*REQUIRED WORK*.
Every entry should be repeated exactly. Omit the pictures.

*EXERCISE MATERIALS*.
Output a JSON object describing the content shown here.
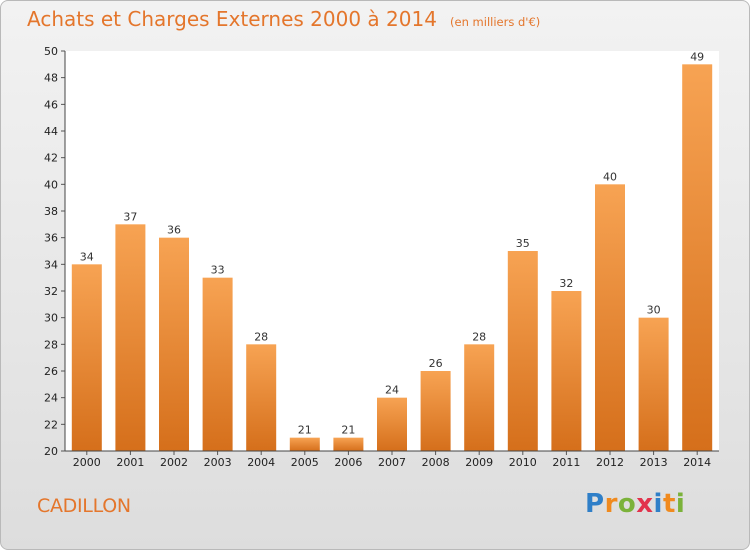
{
  "title": "Achats et Charges Externes 2000 à 2014",
  "subtitle": "(en milliers d'€)",
  "town": "CADILLON",
  "logo": {
    "text": "Proxiti",
    "letters": [
      {
        "char": "P",
        "color": "#2f7fc8"
      },
      {
        "char": "r",
        "color": "#f08a1e"
      },
      {
        "char": "o",
        "color": "#7bb23a"
      },
      {
        "char": "x",
        "color": "#e2334c"
      },
      {
        "char": "i",
        "color": "#2f7fc8"
      },
      {
        "char": "t",
        "color": "#f08a1e"
      },
      {
        "char": "i",
        "color": "#7bb23a"
      }
    ]
  },
  "colors": {
    "bar_light": "#f7a353",
    "bar_dark": "#d56f1b",
    "accent": "#e4762c"
  },
  "chart_data": {
    "type": "bar",
    "title": "Achats et Charges Externes 2000 à 2014",
    "subtitle": "(en milliers d'€)",
    "categories": [
      "2000",
      "2001",
      "2002",
      "2003",
      "2004",
      "2005",
      "2006",
      "2007",
      "2008",
      "2009",
      "2010",
      "2011",
      "2012",
      "2013",
      "2014"
    ],
    "values": [
      34,
      37,
      36,
      33,
      28,
      21,
      21,
      24,
      26,
      28,
      35,
      32,
      40,
      30,
      49
    ],
    "ylim": [
      20,
      50
    ],
    "yticks": [
      20,
      22,
      24,
      26,
      28,
      30,
      32,
      34,
      36,
      38,
      40,
      42,
      44,
      46,
      48,
      50
    ],
    "grid": false,
    "legend": "none"
  }
}
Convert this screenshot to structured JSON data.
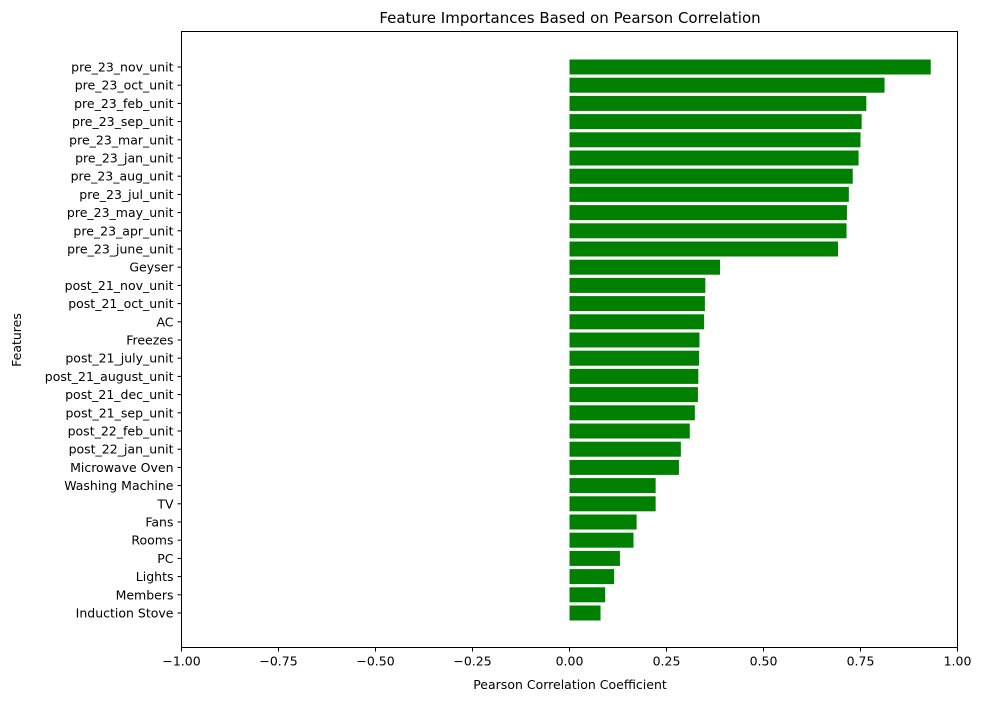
{
  "chart_data": {
    "type": "bar",
    "orientation": "horizontal",
    "title": "Feature Importances Based on Pearson Correlation",
    "xlabel": "Pearson Correlation Coefficient",
    "ylabel": "Features",
    "xlim": [
      -1.0,
      1.0
    ],
    "xticks": [
      -1.0,
      -0.75,
      -0.5,
      -0.25,
      0.0,
      0.25,
      0.5,
      0.75,
      1.0
    ],
    "xtick_labels": [
      "−1.00",
      "−0.75",
      "−0.50",
      "−0.25",
      "0.00",
      "0.25",
      "0.50",
      "0.75",
      "1.00"
    ],
    "grid": false,
    "bar_color": "#008000",
    "categories": [
      "pre_23_nov_unit",
      "pre_23_oct_unit",
      "pre_23_feb_unit",
      "pre_23_sep_unit",
      "pre_23_mar_unit",
      "pre_23_jan_unit",
      "pre_23_aug_unit",
      "pre_23_jul_unit",
      "pre_23_may_unit",
      "pre_23_apr_unit",
      "pre_23_june_unit",
      "Geyser",
      "post_21_nov_unit",
      "post_21_oct_unit",
      "AC",
      "Freezes",
      "post_21_july_unit",
      "post_21_august_unit",
      "post_21_dec_unit",
      "post_21_sep_unit",
      "post_22_feb_unit",
      "post_22_jan_unit",
      "Microwave Oven",
      "Washing Machine",
      "TV",
      "Fans",
      "Rooms",
      "PC",
      "Lights",
      "Members",
      "Induction Stove"
    ],
    "values": [
      0.931,
      0.812,
      0.765,
      0.753,
      0.75,
      0.745,
      0.73,
      0.72,
      0.715,
      0.714,
      0.692,
      0.388,
      0.35,
      0.349,
      0.347,
      0.335,
      0.334,
      0.332,
      0.331,
      0.323,
      0.31,
      0.287,
      0.282,
      0.222,
      0.222,
      0.173,
      0.165,
      0.13,
      0.115,
      0.092,
      0.08
    ]
  }
}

*RESPONSE TO THE TASK*.
Output a JSON object describing the content shown here.
{
  "title": "Achats et Charges Externes 2000 à 2014",
  "subtitle": "(en milliers d'€)",
  "town": "CADILLON",
  "logo": {
    "text": "Proxiti",
    "letters": [
      {
        "char": "P",
        "color": "#2f7fc8"
      },
      {
        "char": "r",
        "color": "#f08a1e"
      },
      {
        "char": "o",
        "color": "#7bb23a"
      },
      {
        "char": "x",
        "color": "#e2334c"
      },
      {
        "char": "i",
        "color": "#2f7fc8"
      },
      {
        "char": "t",
        "color": "#f08a1e"
      },
      {
        "char": "i",
        "color": "#7bb23a"
      }
    ]
  },
  "colors": {
    "bar_light": "#f7a353",
    "bar_dark": "#d56f1b",
    "accent": "#e4762c"
  },
  "chart_data": {
    "type": "bar",
    "title": "Achats et Charges Externes 2000 à 2014",
    "subtitle": "(en milliers d'€)",
    "categories": [
      "2000",
      "2001",
      "2002",
      "2003",
      "2004",
      "2005",
      "2006",
      "2007",
      "2008",
      "2009",
      "2010",
      "2011",
      "2012",
      "2013",
      "2014"
    ],
    "values": [
      34,
      37,
      36,
      33,
      28,
      21,
      21,
      24,
      26,
      28,
      35,
      32,
      40,
      30,
      49
    ],
    "ylim": [
      20,
      50
    ],
    "yticks": [
      20,
      22,
      24,
      26,
      28,
      30,
      32,
      34,
      36,
      38,
      40,
      42,
      44,
      46,
      48,
      50
    ],
    "grid": false,
    "legend": "none"
  }
}
Convert this screenshot to structured JSON data.
{
  "chart_data": {
    "type": "bar",
    "orientation": "horizontal",
    "title": "Feature Importances Based on Pearson Correlation",
    "xlabel": "Pearson Correlation Coefficient",
    "ylabel": "Features",
    "xlim": [
      -1.0,
      1.0
    ],
    "xticks": [
      -1.0,
      -0.75,
      -0.5,
      -0.25,
      0.0,
      0.25,
      0.5,
      0.75,
      1.0
    ],
    "xtick_labels": [
      "−1.00",
      "−0.75",
      "−0.50",
      "−0.25",
      "0.00",
      "0.25",
      "0.50",
      "0.75",
      "1.00"
    ],
    "grid": false,
    "bar_color": "#008000",
    "categories": [
      "pre_23_nov_unit",
      "pre_23_oct_unit",
      "pre_23_feb_unit",
      "pre_23_sep_unit",
      "pre_23_mar_unit",
      "pre_23_jan_unit",
      "pre_23_aug_unit",
      "pre_23_jul_unit",
      "pre_23_may_unit",
      "pre_23_apr_unit",
      "pre_23_june_unit",
      "Geyser",
      "post_21_nov_unit",
      "post_21_oct_unit",
      "AC",
      "Freezes",
      "post_21_july_unit",
      "post_21_august_unit",
      "post_21_dec_unit",
      "post_21_sep_unit",
      "post_22_feb_unit",
      "post_22_jan_unit",
      "Microwave Oven",
      "Washing Machine",
      "TV",
      "Fans",
      "Rooms",
      "PC",
      "Lights",
      "Members",
      "Induction Stove"
    ],
    "values": [
      0.931,
      0.812,
      0.765,
      0.753,
      0.75,
      0.745,
      0.73,
      0.72,
      0.715,
      0.714,
      0.692,
      0.388,
      0.35,
      0.349,
      0.347,
      0.335,
      0.334,
      0.332,
      0.331,
      0.323,
      0.31,
      0.287,
      0.282,
      0.222,
      0.222,
      0.173,
      0.165,
      0.13,
      0.115,
      0.092,
      0.08
    ]
  }
}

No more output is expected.